What is being asked ->
Write out the data word for word, starting at its first line and ending at the line that contains "section-2-duty-item: 3、协助制定数据分析计划； <box>182", with both of those lines included.

BEGIN Excerpted data

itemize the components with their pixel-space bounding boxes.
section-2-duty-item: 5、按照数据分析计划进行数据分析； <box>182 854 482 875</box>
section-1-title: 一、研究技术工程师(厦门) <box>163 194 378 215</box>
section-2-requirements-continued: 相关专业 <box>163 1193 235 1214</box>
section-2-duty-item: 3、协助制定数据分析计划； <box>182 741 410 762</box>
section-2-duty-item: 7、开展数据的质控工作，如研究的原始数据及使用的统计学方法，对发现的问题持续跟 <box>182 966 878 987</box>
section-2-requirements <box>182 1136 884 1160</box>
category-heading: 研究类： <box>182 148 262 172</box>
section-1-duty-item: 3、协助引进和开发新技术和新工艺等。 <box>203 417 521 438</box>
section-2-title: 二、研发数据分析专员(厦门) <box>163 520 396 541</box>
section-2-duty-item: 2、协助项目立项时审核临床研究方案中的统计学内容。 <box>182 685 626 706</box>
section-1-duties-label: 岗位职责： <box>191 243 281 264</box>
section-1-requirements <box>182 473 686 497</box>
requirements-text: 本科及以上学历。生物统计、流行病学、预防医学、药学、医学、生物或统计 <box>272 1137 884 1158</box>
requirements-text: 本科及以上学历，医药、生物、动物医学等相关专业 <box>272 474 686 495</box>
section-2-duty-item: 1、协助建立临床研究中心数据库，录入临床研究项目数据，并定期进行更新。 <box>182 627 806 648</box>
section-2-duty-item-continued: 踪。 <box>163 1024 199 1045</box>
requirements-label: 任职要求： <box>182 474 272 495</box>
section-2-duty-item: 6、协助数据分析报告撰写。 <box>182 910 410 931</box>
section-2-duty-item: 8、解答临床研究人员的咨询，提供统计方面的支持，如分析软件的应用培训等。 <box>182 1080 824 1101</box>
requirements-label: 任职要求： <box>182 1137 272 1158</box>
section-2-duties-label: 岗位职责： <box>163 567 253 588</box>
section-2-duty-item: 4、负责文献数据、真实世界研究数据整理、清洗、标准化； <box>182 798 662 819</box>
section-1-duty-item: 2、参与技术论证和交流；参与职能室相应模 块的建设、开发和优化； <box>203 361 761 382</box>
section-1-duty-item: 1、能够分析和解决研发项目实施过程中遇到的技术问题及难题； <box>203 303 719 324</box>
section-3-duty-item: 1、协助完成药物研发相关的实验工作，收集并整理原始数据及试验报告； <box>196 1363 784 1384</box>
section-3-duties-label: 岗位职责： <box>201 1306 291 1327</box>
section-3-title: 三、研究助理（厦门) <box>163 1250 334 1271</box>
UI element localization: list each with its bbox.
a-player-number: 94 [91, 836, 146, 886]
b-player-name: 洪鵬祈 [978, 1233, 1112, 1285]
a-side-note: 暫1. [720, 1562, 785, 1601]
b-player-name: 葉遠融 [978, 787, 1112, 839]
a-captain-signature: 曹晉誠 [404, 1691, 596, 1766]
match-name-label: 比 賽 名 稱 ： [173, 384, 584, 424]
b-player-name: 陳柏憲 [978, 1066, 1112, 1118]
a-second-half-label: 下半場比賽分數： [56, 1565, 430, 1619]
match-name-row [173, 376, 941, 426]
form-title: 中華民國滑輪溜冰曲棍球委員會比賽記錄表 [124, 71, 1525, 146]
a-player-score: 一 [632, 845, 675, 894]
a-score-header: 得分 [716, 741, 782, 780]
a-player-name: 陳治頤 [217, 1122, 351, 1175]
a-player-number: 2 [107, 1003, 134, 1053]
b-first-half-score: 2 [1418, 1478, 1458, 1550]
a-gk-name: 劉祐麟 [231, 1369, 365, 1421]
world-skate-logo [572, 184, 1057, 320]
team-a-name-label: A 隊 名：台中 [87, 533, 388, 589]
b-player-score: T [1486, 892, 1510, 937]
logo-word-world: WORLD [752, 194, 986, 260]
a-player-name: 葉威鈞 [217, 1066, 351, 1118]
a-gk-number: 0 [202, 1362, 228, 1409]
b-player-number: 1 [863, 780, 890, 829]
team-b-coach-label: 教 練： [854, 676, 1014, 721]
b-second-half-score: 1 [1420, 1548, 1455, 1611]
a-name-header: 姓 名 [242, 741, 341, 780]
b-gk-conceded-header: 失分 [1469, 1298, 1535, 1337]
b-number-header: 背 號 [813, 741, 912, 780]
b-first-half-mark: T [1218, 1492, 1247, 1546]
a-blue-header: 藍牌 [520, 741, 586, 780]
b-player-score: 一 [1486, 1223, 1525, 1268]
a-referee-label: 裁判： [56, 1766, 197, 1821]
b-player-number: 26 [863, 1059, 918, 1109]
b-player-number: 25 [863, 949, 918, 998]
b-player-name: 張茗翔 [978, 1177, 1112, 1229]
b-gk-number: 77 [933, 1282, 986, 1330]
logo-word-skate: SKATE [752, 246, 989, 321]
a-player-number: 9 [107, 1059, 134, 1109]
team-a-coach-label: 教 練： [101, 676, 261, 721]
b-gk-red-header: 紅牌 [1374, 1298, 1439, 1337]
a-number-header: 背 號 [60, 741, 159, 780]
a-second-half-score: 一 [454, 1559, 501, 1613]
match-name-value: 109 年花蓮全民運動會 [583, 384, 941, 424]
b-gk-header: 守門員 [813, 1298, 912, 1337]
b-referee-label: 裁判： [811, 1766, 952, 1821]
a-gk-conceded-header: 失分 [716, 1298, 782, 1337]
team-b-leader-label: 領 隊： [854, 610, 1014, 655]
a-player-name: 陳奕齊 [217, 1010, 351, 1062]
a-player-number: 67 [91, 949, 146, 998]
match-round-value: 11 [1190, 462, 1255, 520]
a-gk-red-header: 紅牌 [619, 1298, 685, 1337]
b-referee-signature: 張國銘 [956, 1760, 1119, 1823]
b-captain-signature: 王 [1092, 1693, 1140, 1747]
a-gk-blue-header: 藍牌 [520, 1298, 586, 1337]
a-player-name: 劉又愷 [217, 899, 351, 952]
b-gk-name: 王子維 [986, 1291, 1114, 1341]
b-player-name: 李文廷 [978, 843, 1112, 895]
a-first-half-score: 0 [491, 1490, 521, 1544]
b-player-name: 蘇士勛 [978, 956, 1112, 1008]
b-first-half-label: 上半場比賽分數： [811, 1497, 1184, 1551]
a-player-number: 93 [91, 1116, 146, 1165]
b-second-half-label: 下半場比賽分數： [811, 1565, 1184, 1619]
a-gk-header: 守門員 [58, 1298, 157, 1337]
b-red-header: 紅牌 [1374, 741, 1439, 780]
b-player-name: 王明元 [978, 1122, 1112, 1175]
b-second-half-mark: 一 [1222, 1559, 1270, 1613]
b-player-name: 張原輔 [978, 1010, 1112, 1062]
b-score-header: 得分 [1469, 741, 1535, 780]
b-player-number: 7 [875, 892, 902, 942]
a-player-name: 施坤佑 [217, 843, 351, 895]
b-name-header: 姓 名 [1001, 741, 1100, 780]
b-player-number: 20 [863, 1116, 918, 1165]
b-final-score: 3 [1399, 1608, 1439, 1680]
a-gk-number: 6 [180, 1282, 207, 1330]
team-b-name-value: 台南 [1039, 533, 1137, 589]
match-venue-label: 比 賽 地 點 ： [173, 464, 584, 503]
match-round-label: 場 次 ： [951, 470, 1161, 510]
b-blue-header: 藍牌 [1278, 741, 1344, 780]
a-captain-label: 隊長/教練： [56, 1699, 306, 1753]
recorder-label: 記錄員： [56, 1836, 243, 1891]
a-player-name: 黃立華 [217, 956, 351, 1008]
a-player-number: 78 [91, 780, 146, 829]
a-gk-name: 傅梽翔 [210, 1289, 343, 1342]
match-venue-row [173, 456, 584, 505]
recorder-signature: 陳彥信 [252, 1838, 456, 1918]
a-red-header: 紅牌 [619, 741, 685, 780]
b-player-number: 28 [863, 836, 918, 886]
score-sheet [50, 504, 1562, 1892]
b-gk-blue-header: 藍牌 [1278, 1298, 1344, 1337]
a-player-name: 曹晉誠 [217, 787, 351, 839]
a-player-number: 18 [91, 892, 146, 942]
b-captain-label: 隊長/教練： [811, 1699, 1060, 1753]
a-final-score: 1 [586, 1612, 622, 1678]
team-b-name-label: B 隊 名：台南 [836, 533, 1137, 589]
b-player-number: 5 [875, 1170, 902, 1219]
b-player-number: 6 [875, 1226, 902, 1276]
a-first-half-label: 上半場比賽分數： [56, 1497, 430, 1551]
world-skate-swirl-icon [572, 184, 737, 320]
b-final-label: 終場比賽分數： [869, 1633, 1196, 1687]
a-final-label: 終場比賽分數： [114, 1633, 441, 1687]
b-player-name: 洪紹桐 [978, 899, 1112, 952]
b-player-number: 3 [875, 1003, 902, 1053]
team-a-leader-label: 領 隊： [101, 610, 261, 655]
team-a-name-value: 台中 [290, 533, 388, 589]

END Excerpted data

Response to this task ->
itemize the components with their pixel-space bounding boxes.
section-2-duty-item: 5、按照数据分析计划进行数据分析； <box>182 854 482 875</box>
section-1-title: 一、研究技术工程师(厦门) <box>163 194 378 215</box>
section-2-requirements-continued: 相关专业 <box>163 1193 235 1214</box>
section-2-duty-item: 3、协助制定数据分析计划； <box>182 741 410 762</box>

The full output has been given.